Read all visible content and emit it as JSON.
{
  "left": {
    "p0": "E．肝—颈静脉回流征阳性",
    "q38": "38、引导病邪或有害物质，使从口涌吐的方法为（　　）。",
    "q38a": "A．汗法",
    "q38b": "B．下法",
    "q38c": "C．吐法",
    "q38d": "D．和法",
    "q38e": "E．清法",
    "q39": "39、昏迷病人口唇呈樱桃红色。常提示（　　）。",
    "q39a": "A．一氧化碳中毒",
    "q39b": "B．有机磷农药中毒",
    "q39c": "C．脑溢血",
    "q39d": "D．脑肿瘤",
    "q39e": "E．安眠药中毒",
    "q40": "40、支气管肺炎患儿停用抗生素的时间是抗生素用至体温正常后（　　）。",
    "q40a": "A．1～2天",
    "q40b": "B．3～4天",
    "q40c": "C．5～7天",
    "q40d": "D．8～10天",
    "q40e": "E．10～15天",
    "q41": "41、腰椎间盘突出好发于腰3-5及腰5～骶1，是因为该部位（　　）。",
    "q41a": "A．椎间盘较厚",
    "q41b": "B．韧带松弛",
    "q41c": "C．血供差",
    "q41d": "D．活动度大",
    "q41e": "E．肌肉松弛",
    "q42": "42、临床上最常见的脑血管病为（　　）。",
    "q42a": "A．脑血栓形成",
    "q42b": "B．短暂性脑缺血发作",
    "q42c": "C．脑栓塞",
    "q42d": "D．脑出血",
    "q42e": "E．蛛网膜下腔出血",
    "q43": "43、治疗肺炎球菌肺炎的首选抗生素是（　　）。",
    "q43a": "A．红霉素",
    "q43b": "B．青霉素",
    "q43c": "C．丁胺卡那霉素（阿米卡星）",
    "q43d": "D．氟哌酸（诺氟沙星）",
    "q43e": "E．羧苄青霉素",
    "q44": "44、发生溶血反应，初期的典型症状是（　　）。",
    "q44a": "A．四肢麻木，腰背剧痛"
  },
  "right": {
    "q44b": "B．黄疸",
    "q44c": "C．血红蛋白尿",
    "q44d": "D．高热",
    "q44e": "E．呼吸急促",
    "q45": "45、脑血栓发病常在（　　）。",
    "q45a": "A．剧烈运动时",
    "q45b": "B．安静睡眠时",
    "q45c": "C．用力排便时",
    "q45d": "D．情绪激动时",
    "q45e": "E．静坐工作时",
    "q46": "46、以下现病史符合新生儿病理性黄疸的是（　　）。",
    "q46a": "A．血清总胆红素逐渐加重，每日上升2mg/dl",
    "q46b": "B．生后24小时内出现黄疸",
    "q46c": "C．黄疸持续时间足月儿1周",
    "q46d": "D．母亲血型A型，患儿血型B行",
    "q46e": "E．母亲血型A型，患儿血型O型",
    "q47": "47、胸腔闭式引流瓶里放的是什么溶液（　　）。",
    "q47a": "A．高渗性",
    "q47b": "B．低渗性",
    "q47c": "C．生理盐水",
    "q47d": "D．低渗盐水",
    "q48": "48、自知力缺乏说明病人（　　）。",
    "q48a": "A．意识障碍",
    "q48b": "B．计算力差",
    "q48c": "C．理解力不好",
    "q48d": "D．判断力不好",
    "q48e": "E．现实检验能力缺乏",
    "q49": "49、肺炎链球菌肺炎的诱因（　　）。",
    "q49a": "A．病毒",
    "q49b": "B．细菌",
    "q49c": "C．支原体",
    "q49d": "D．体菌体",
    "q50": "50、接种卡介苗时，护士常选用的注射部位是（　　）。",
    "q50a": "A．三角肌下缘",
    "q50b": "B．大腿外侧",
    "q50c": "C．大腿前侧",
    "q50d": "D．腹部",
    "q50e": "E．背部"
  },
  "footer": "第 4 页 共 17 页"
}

● **WHAT TO PRODUCE**
Retype all the records, matching them exactly.

● **EXERCISE RESPONSE**
Read all visible content and emit it as JSON.
{
  "left": {
    "p0": "E．肝—颈静脉回流征阳性",
    "q38": "38、引导病邪或有害物质，使从口涌吐的方法为（　　）。",
    "q38a": "A．汗法",
    "q38b": "B．下法",
    "q38c": "C．吐法",
    "q38d": "D．和法",
    "q38e": "E．清法",
    "q39": "39、昏迷病人口唇呈樱桃红色。常提示（　　）。",
    "q39a": "A．一氧化碳中毒",
    "q39b": "B．有机磷农药中毒",
    "q39c": "C．脑溢血",
    "q39d": "D．脑肿瘤",
    "q39e": "E．安眠药中毒",
    "q40": "40、支气管肺炎患儿停用抗生素的时间是抗生素用至体温正常后（　　）。",
    "q40a": "A．1～2天",
    "q40b": "B．3～4天",
    "q40c": "C．5～7天",
    "q40d": "D．8～10天",
    "q40e": "E．10～15天",
    "q41": "41、腰椎间盘突出好发于腰3-5及腰5～骶1，是因为该部位（　　）。",
    "q41a": "A．椎间盘较厚",
    "q41b": "B．韧带松弛",
    "q41c": "C．血供差",
    "q41d": "D．活动度大",
    "q41e": "E．肌肉松弛",
    "q42": "42、临床上最常见的脑血管病为（　　）。",
    "q42a": "A．脑血栓形成",
    "q42b": "B．短暂性脑缺血发作",
    "q42c": "C．脑栓塞",
    "q42d": "D．脑出血",
    "q42e": "E．蛛网膜下腔出血",
    "q43": "43、治疗肺炎球菌肺炎的首选抗生素是（　　）。",
    "q43a": "A．红霉素",
    "q43b": "B．青霉素",
    "q43c": "C．丁胺卡那霉素（阿米卡星）",
    "q43d": "D．氟哌酸（诺氟沙星）",
    "q43e": "E．羧苄青霉素",
    "q44": "44、发生溶血反应，初期的典型症状是（　　）。",
    "q44a": "A．四肢麻木，腰背剧痛"
  },
  "right": {
    "q44b": "B．黄疸",
    "q44c": "C．血红蛋白尿",
    "q44d": "D．高热",
    "q44e": "E．呼吸急促",
    "q45": "45、脑血栓发病常在（　　）。",
    "q45a": "A．剧烈运动时",
    "q45b": "B．安静睡眠时",
    "q45c": "C．用力排便时",
    "q45d": "D．情绪激动时",
    "q45e": "E．静坐工作时",
    "q46": "46、以下现病史符合新生儿病理性黄疸的是（　　）。",
    "q46a": "A．血清总胆红素逐渐加重，每日上升2mg/dl",
    "q46b": "B．生后24小时内出现黄疸",
    "q46c": "C．黄疸持续时间足月儿1周",
    "q46d": "D．母亲血型A型，患儿血型B行",
    "q46e": "E．母亲血型A型，患儿血型O型",
    "q47": "47、胸腔闭式引流瓶里放的是什么溶液（　　）。",
    "q47a": "A．高渗性",
    "q47b": "B．低渗性",
    "q47c": "C．生理盐水",
    "q47d": "D．低渗盐水",
    "q48": "48、自知力缺乏说明病人（　　）。",
    "q48a": "A．意识障碍",
    "q48b": "B．计算力差",
    "q48c": "C．理解力不好",
    "q48d": "D．判断力不好",
    "q48e": "E．现实检验能力缺乏",
    "q49": "49、肺炎链球菌肺炎的诱因（　　）。",
    "q49a": "A．病毒",
    "q49b": "B．细菌",
    "q49c": "C．支原体",
    "q49d": "D．体菌体",
    "q50": "50、接种卡介苗时，护士常选用的注射部位是（　　）。",
    "q50a": "A．三角肌下缘",
    "q50b": "B．大腿外侧",
    "q50c": "C．大腿前侧",
    "q50d": "D．腹部",
    "q50e": "E．背部"
  },
  "footer": "第 4 页 共 17 页"
}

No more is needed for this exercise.